AIM → Exclude any images and output the remaining records exactly.

─── SOURCE DATA ───

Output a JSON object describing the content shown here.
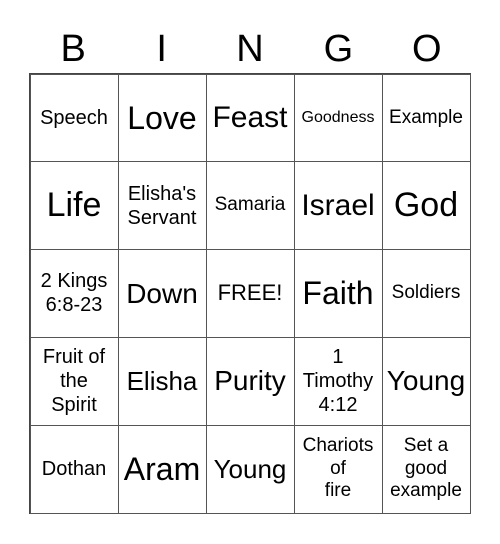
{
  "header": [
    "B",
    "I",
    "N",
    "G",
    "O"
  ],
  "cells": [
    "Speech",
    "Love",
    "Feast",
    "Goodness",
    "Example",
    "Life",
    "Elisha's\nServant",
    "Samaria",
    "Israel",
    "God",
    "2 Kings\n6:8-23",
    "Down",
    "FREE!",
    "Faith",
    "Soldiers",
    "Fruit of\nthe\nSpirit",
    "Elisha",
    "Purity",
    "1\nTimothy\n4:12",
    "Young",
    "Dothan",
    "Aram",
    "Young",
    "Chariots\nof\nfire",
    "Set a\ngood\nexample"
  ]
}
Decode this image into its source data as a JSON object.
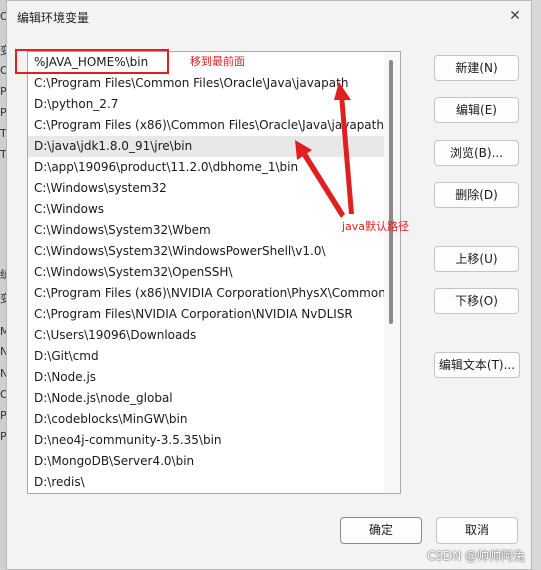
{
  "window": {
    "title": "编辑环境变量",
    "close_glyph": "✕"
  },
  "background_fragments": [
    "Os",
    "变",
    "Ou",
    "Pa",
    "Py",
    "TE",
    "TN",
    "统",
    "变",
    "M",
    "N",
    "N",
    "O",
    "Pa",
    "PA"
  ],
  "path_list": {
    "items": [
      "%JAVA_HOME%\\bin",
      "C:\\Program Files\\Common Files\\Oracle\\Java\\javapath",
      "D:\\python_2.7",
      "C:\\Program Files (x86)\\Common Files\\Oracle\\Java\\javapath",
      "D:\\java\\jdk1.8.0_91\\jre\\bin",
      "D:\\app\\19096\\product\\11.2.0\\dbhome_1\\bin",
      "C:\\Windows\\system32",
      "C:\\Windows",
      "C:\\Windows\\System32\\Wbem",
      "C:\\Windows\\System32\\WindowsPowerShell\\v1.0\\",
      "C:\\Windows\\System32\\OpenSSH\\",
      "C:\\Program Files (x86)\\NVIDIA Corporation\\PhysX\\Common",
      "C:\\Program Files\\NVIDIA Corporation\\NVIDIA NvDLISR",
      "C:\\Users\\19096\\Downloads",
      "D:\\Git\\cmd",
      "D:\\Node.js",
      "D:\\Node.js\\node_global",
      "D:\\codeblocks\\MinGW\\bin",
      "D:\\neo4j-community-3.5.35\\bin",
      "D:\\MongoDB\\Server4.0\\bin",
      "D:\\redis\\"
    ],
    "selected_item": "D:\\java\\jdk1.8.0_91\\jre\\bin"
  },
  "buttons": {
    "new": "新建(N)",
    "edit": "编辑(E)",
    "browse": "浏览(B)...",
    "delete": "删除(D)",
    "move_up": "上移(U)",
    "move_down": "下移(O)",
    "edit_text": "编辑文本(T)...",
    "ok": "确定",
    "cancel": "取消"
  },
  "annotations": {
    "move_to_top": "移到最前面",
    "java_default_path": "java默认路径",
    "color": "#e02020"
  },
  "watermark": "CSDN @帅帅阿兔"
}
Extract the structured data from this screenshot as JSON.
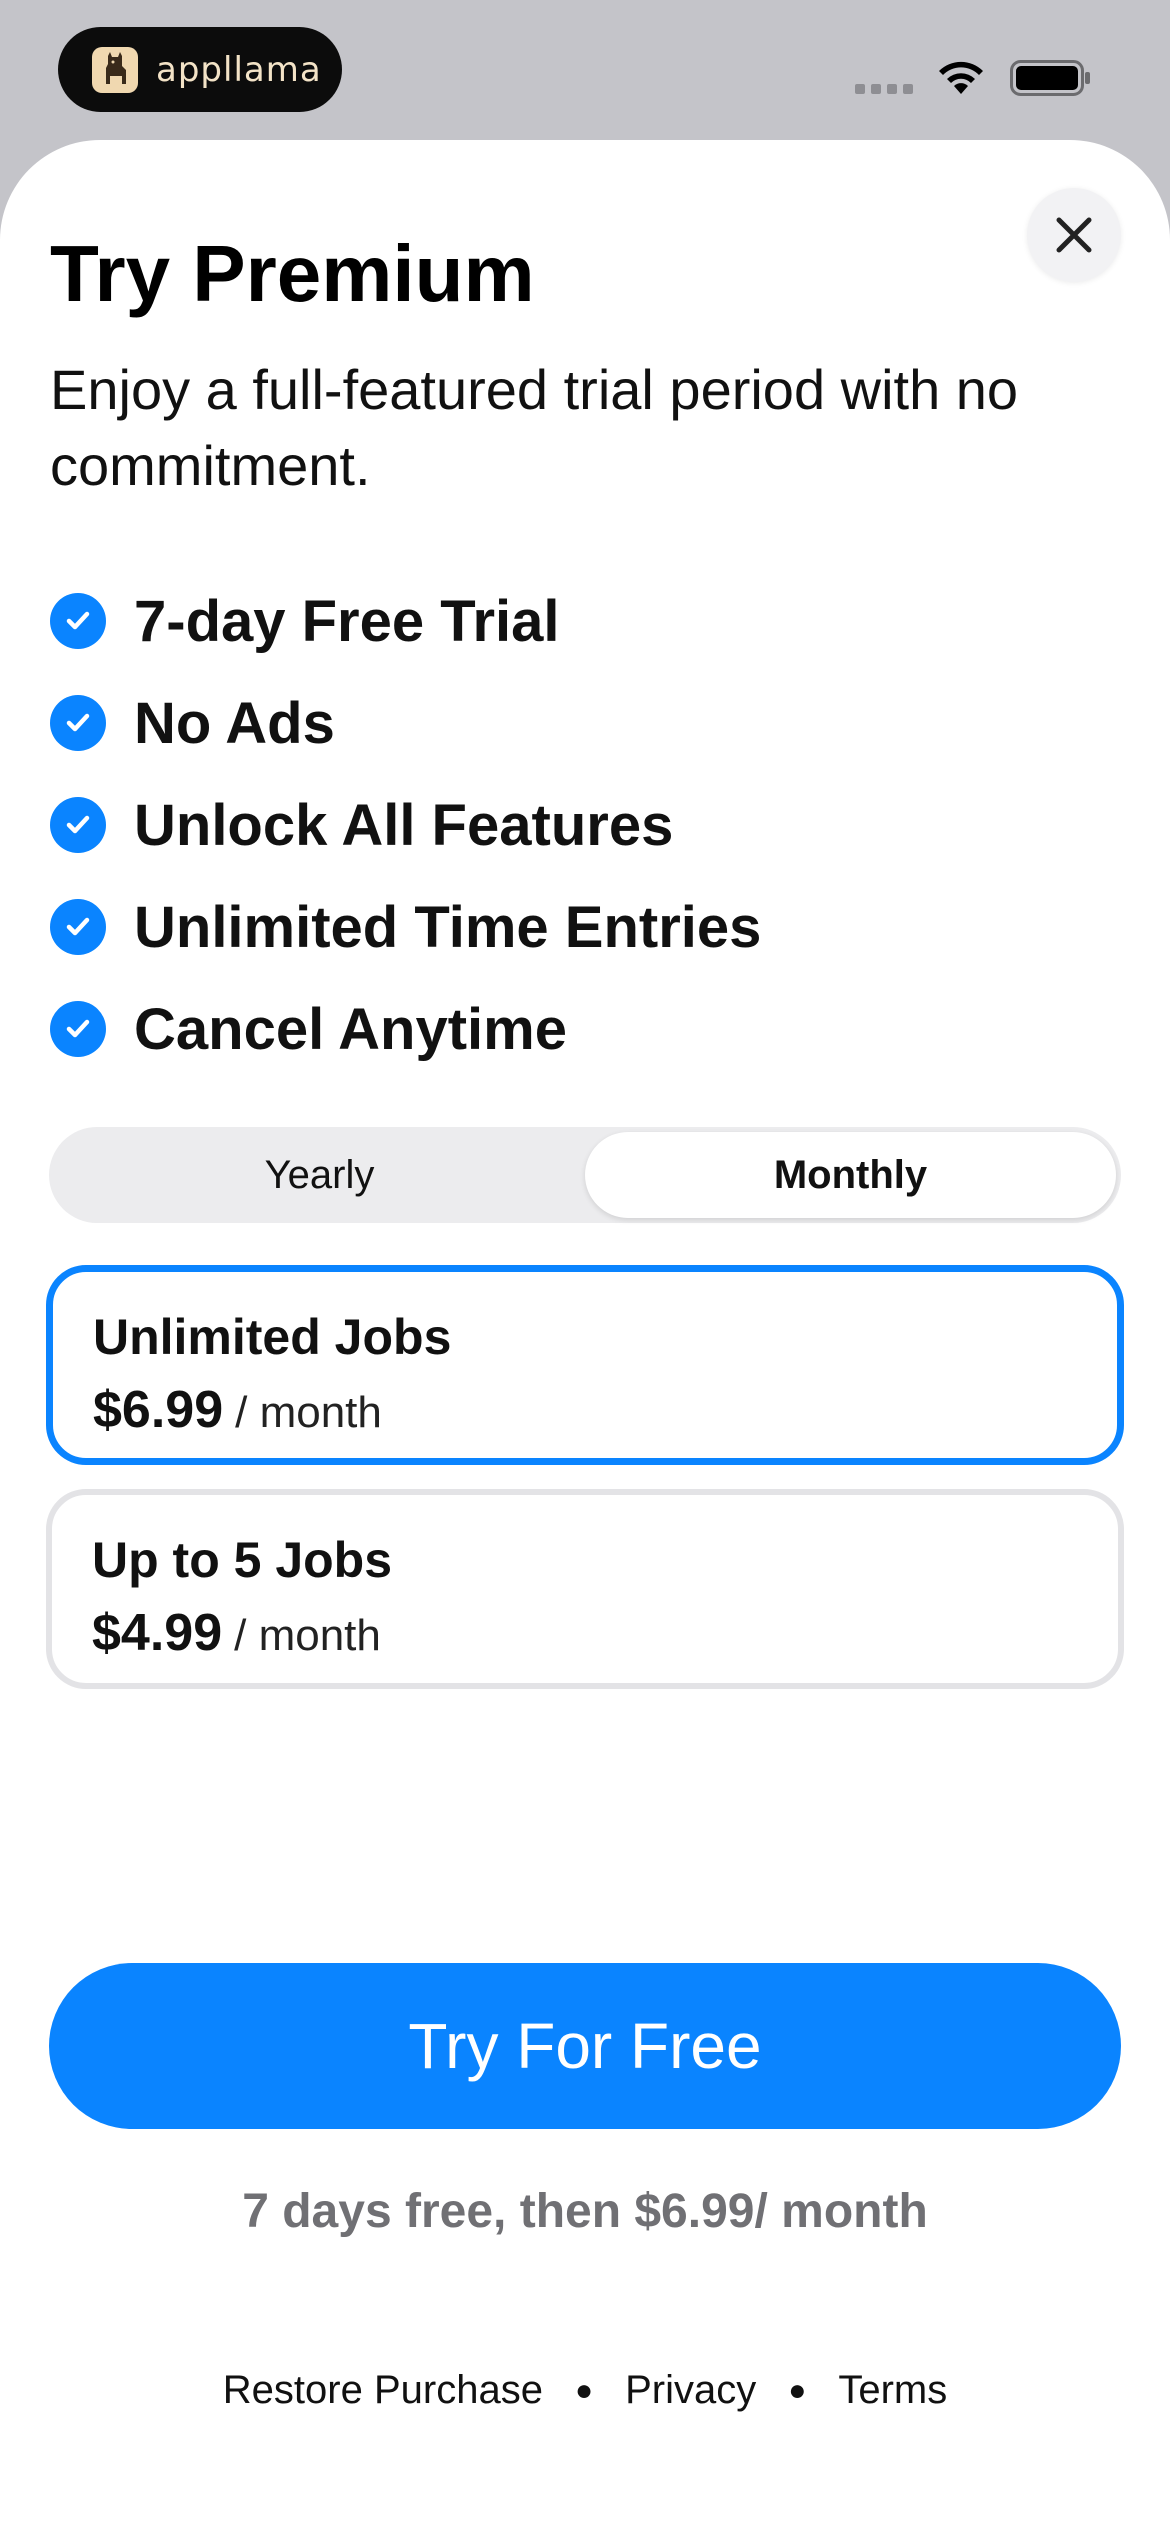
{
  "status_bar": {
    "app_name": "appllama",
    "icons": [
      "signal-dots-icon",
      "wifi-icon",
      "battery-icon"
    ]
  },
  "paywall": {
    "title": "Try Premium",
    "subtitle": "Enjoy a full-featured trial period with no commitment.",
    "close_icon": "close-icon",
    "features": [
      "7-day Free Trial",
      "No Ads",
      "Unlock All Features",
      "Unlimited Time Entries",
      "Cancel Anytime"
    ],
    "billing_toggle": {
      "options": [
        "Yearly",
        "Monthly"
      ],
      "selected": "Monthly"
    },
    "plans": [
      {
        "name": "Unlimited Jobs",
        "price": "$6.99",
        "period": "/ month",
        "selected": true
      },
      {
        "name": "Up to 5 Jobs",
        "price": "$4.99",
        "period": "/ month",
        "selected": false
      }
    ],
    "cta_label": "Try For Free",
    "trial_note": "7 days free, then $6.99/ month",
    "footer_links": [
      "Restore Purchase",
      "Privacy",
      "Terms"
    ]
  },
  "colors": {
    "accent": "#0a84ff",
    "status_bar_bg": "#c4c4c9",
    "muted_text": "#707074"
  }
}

───

RESULT OF THIS TASK →
Output a JSON object describing the content shown here.
{
  "header": [
    "B",
    "I",
    "N",
    "G",
    "O"
  ],
  "cells": [
    "Speech",
    "Love",
    "Feast",
    "Goodness",
    "Example",
    "Life",
    "Elisha's\nServant",
    "Samaria",
    "Israel",
    "God",
    "2 Kings\n6:8-23",
    "Down",
    "FREE!",
    "Faith",
    "Soldiers",
    "Fruit of\nthe\nSpirit",
    "Elisha",
    "Purity",
    "1\nTimothy\n4:12",
    "Young",
    "Dothan",
    "Aram",
    "Young",
    "Chariots\nof\nfire",
    "Set a\ngood\nexample"
  ]
}
Decode this image into its source data as a JSON object.
{
  "window": {
    "title": "编辑环境变量",
    "close_glyph": "✕"
  },
  "background_fragments": [
    "Os",
    "变",
    "Ou",
    "Pa",
    "Py",
    "TE",
    "TN",
    "统",
    "变",
    "M",
    "N",
    "N",
    "O",
    "Pa",
    "PA"
  ],
  "path_list": {
    "items": [
      "%JAVA_HOME%\\bin",
      "C:\\Program Files\\Common Files\\Oracle\\Java\\javapath",
      "D:\\python_2.7",
      "C:\\Program Files (x86)\\Common Files\\Oracle\\Java\\javapath",
      "D:\\java\\jdk1.8.0_91\\jre\\bin",
      "D:\\app\\19096\\product\\11.2.0\\dbhome_1\\bin",
      "C:\\Windows\\system32",
      "C:\\Windows",
      "C:\\Windows\\System32\\Wbem",
      "C:\\Windows\\System32\\WindowsPowerShell\\v1.0\\",
      "C:\\Windows\\System32\\OpenSSH\\",
      "C:\\Program Files (x86)\\NVIDIA Corporation\\PhysX\\Common",
      "C:\\Program Files\\NVIDIA Corporation\\NVIDIA NvDLISR",
      "C:\\Users\\19096\\Downloads",
      "D:\\Git\\cmd",
      "D:\\Node.js",
      "D:\\Node.js\\node_global",
      "D:\\codeblocks\\MinGW\\bin",
      "D:\\neo4j-community-3.5.35\\bin",
      "D:\\MongoDB\\Server4.0\\bin",
      "D:\\redis\\"
    ],
    "selected_item": "D:\\java\\jdk1.8.0_91\\jre\\bin"
  },
  "buttons": {
    "new": "新建(N)",
    "edit": "编辑(E)",
    "browse": "浏览(B)...",
    "delete": "删除(D)",
    "move_up": "上移(U)",
    "move_down": "下移(O)",
    "edit_text": "编辑文本(T)...",
    "ok": "确定",
    "cancel": "取消"
  },
  "annotations": {
    "move_to_top": "移到最前面",
    "java_default_path": "java默认路径",
    "color": "#e02020"
  },
  "watermark": "CSDN @帅帅阿兔"
}
Extract the structured data from this screenshot as JSON.
{
  "status_bar": {
    "app_name": "appllama",
    "icons": [
      "signal-dots-icon",
      "wifi-icon",
      "battery-icon"
    ]
  },
  "paywall": {
    "title": "Try Premium",
    "subtitle": "Enjoy a full-featured trial period with no commitment.",
    "close_icon": "close-icon",
    "features": [
      "7-day Free Trial",
      "No Ads",
      "Unlock All Features",
      "Unlimited Time Entries",
      "Cancel Anytime"
    ],
    "billing_toggle": {
      "options": [
        "Yearly",
        "Monthly"
      ],
      "selected": "Monthly"
    },
    "plans": [
      {
        "name": "Unlimited Jobs",
        "price": "$6.99",
        "period": "/ month",
        "selected": true
      },
      {
        "name": "Up to 5 Jobs",
        "price": "$4.99",
        "period": "/ month",
        "selected": false
      }
    ],
    "cta_label": "Try For Free",
    "trial_note": "7 days free, then $6.99/ month",
    "footer_links": [
      "Restore Purchase",
      "Privacy",
      "Terms"
    ]
  },
  "colors": {
    "accent": "#0a84ff",
    "status_bar_bg": "#c4c4c9",
    "muted_text": "#707074"
  }
}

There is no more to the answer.